- [Goal]
Go through the data and copy every line exactly, but not the images.

※ ※ ※

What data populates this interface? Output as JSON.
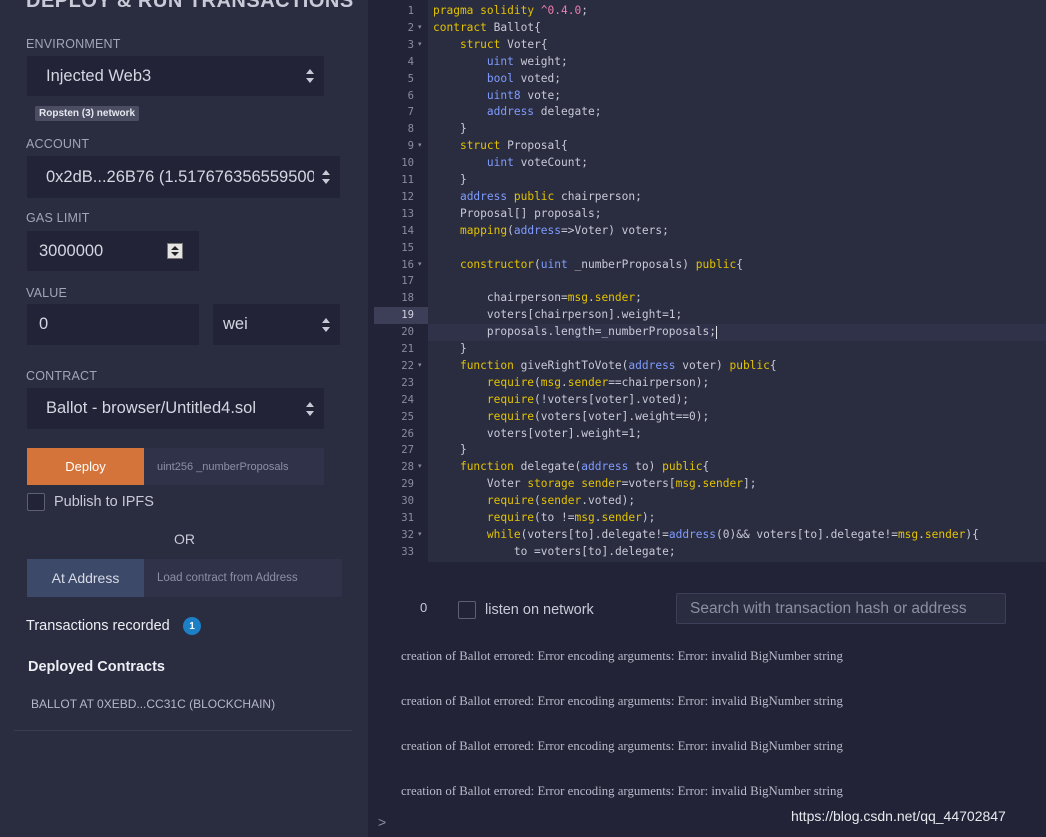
{
  "left_panel": {
    "title": "DEPLOY & RUN TRANSACTIONS",
    "environment": {
      "label": "ENVIRONMENT",
      "value": "Injected Web3",
      "network_badge": "Ropsten (3) network"
    },
    "account": {
      "label": "ACCOUNT",
      "value": "0x2dB...26B76 (1.517676356559500"
    },
    "gas_limit": {
      "label": "GAS LIMIT",
      "value": "3000000"
    },
    "value": {
      "label": "VALUE",
      "amount": "0",
      "unit": "wei"
    },
    "contract": {
      "label": "CONTRACT",
      "value": "Ballot - browser/Untitled4.sol"
    },
    "deploy": {
      "button": "Deploy",
      "arg_placeholder": "uint256 _numberProposals"
    },
    "publish_label": "Publish to IPFS",
    "or_text": "OR",
    "at_address": {
      "button": "At Address",
      "placeholder": "Load contract from Address"
    },
    "transactions_recorded": {
      "label": "Transactions recorded",
      "count": "1"
    },
    "deployed_contracts": {
      "title": "Deployed Contracts",
      "items": [
        "BALLOT AT 0XEBD...CC31C (BLOCKCHAIN)"
      ]
    }
  },
  "editor": {
    "active_line": 19,
    "highlighted_line": 20,
    "folded_lines": [
      2,
      3,
      9,
      16,
      22,
      28,
      32
    ],
    "lines": [
      "pragma solidity ^0.4.0;",
      "contract Ballot{",
      "    struct Voter{",
      "        uint weight;",
      "        bool voted;",
      "        uint8 vote;",
      "        address delegate;",
      "    }",
      "    struct Proposal{",
      "        uint voteCount;",
      "    }",
      "    address public chairperson;",
      "    Proposal[] proposals;",
      "    mapping(address=>Voter) voters;",
      "",
      "    constructor(uint _numberProposals) public{",
      "",
      "        chairperson=msg.sender;",
      "        voters[chairperson].weight=1;",
      "        proposals.length=_numberProposals;",
      "    }",
      "    function giveRightToVote(address voter) public{",
      "        require(msg.sender==chairperson);",
      "        require(!voters[voter].voted);",
      "        require(voters[voter].weight==0);",
      "        voters[voter].weight=1;",
      "    }",
      "    function delegate(address to) public{",
      "        Voter storage sender=voters[msg.sender];",
      "        require(sender.voted);",
      "        require(to !=msg.sender);",
      "        while(voters[to].delegate!=address(0)&& voters[to].delegate!=msg.sender){",
      "            to =voters[to].delegate;"
    ]
  },
  "terminal": {
    "pending_count": "0",
    "listen_label": "listen on network",
    "search_placeholder": "Search with transaction hash or address",
    "logs": [
      "creation of Ballot errored: Error encoding arguments: Error: invalid BigNumber string",
      "creation of Ballot errored: Error encoding arguments: Error: invalid BigNumber string",
      "creation of Ballot errored: Error encoding arguments: Error: invalid BigNumber string",
      "creation of Ballot errored: Error encoding arguments: Error: invalid BigNumber string"
    ],
    "prompt": ">",
    "watermark": "https://blog.csdn.net/qq_44702847"
  },
  "colors": {
    "panel_bg": "#2a2c3f",
    "input_bg": "#222336",
    "deploy_orange": "#d5743a",
    "at_address_blue": "#3c4968",
    "keyword_yellow": "#e3c300",
    "type_blue": "#7f9cff",
    "string_pink": "#ea7fb0",
    "badge_blue": "#1d7fc6"
  }
}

※ ※ ※

- [Response]
What data populates this interface? Output as JSON.
{
  "left_panel": {
    "title": "DEPLOY & RUN TRANSACTIONS",
    "environment": {
      "label": "ENVIRONMENT",
      "value": "Injected Web3",
      "network_badge": "Ropsten (3) network"
    },
    "account": {
      "label": "ACCOUNT",
      "value": "0x2dB...26B76 (1.517676356559500"
    },
    "gas_limit": {
      "label": "GAS LIMIT",
      "value": "3000000"
    },
    "value": {
      "label": "VALUE",
      "amount": "0",
      "unit": "wei"
    },
    "contract": {
      "label": "CONTRACT",
      "value": "Ballot - browser/Untitled4.sol"
    },
    "deploy": {
      "button": "Deploy",
      "arg_placeholder": "uint256 _numberProposals"
    },
    "publish_label": "Publish to IPFS",
    "or_text": "OR",
    "at_address": {
      "button": "At Address",
      "placeholder": "Load contract from Address"
    },
    "transactions_recorded": {
      "label": "Transactions recorded",
      "count": "1"
    },
    "deployed_contracts": {
      "title": "Deployed Contracts",
      "items": [
        "BALLOT AT 0XEBD...CC31C (BLOCKCHAIN)"
      ]
    }
  },
  "editor": {
    "active_line": 19,
    "highlighted_line": 20,
    "folded_lines": [
      2,
      3,
      9,
      16,
      22,
      28,
      32
    ],
    "lines": [
      "pragma solidity ^0.4.0;",
      "contract Ballot{",
      "    struct Voter{",
      "        uint weight;",
      "        bool voted;",
      "        uint8 vote;",
      "        address delegate;",
      "    }",
      "    struct Proposal{",
      "        uint voteCount;",
      "    }",
      "    address public chairperson;",
      "    Proposal[] proposals;",
      "    mapping(address=>Voter) voters;",
      "",
      "    constructor(uint _numberProposals) public{",
      "",
      "        chairperson=msg.sender;",
      "        voters[chairperson].weight=1;",
      "        proposals.length=_numberProposals;",
      "    }",
      "    function giveRightToVote(address voter) public{",
      "        require(msg.sender==chairperson);",
      "        require(!voters[voter].voted);",
      "        require(voters[voter].weight==0);",
      "        voters[voter].weight=1;",
      "    }",
      "    function delegate(address to) public{",
      "        Voter storage sender=voters[msg.sender];",
      "        require(sender.voted);",
      "        require(to !=msg.sender);",
      "        while(voters[to].delegate!=address(0)&& voters[to].delegate!=msg.sender){",
      "            to =voters[to].delegate;"
    ]
  },
  "terminal": {
    "pending_count": "0",
    "listen_label": "listen on network",
    "search_placeholder": "Search with transaction hash or address",
    "logs": [
      "creation of Ballot errored: Error encoding arguments: Error: invalid BigNumber string",
      "creation of Ballot errored: Error encoding arguments: Error: invalid BigNumber string",
      "creation of Ballot errored: Error encoding arguments: Error: invalid BigNumber string",
      "creation of Ballot errored: Error encoding arguments: Error: invalid BigNumber string"
    ],
    "prompt": ">",
    "watermark": "https://blog.csdn.net/qq_44702847"
  },
  "colors": {
    "panel_bg": "#2a2c3f",
    "input_bg": "#222336",
    "deploy_orange": "#d5743a",
    "at_address_blue": "#3c4968",
    "keyword_yellow": "#e3c300",
    "type_blue": "#7f9cff",
    "string_pink": "#ea7fb0",
    "badge_blue": "#1d7fc6"
  }
}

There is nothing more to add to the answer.